• _Objective_
Pick out every line that holds the string "ylabel" and copy it.

[Figure contents as structured data]
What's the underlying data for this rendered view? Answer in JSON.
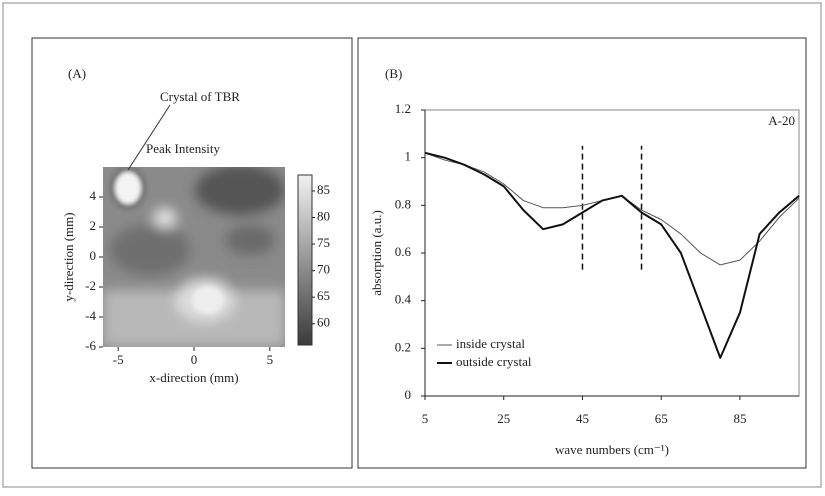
{
  "chart_data": [
    {
      "type": "heatmap",
      "panel_label": "(A)",
      "annotation": "Crystal of TBR",
      "subtitle": "Peak Intensity",
      "xlabel": "x-direction (mm)",
      "ylabel": "y-direction (mm)",
      "xlim": [
        -6,
        6
      ],
      "xticks": [
        -5,
        0,
        5
      ],
      "ylim": [
        -6,
        6
      ],
      "yticks": [
        -6,
        -4,
        -2,
        0,
        2,
        4
      ],
      "clim": [
        56,
        88
      ],
      "cticks": [
        60,
        65,
        70,
        75,
        80,
        85
      ],
      "colormap": [
        "#3a3a3a",
        "#f2f2f2"
      ]
    },
    {
      "type": "line",
      "panel_label": "(B)",
      "title": "A-20",
      "xlabel": "wave numbers (cm⁻¹)",
      "ylabel": "absorption (a.u.)",
      "xlim": [
        5,
        100
      ],
      "xticks": [
        5,
        25,
        45,
        65,
        85
      ],
      "ylim": [
        0,
        1.2
      ],
      "yticks": [
        0,
        0.2,
        0.4,
        0.6,
        0.8,
        1,
        1.2
      ],
      "vlines": [
        45,
        60
      ],
      "vline_ylim": [
        0.53,
        1.05
      ],
      "x": [
        5,
        10,
        15,
        20,
        25,
        30,
        35,
        40,
        45,
        50,
        55,
        60,
        65,
        70,
        75,
        80,
        85,
        90,
        95,
        100
      ],
      "series": [
        {
          "name": "inside crystal",
          "color": "#555555",
          "linewidth": 1,
          "values": [
            1.02,
            0.99,
            0.97,
            0.94,
            0.89,
            0.82,
            0.79,
            0.79,
            0.8,
            0.82,
            0.84,
            0.78,
            0.74,
            0.68,
            0.6,
            0.55,
            0.57,
            0.65,
            0.75,
            0.83
          ]
        },
        {
          "name": "outside crystal",
          "color": "#111111",
          "linewidth": 2,
          "values": [
            1.02,
            1.0,
            0.97,
            0.93,
            0.88,
            0.78,
            0.7,
            0.72,
            0.77,
            0.82,
            0.84,
            0.77,
            0.72,
            0.6,
            0.38,
            0.16,
            0.35,
            0.68,
            0.77,
            0.84
          ]
        }
      ]
    }
  ]
}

• _Solved exercise_
      "ylabel": "y-direction (mm)",
      "ylabel": "absorption (a.u.)",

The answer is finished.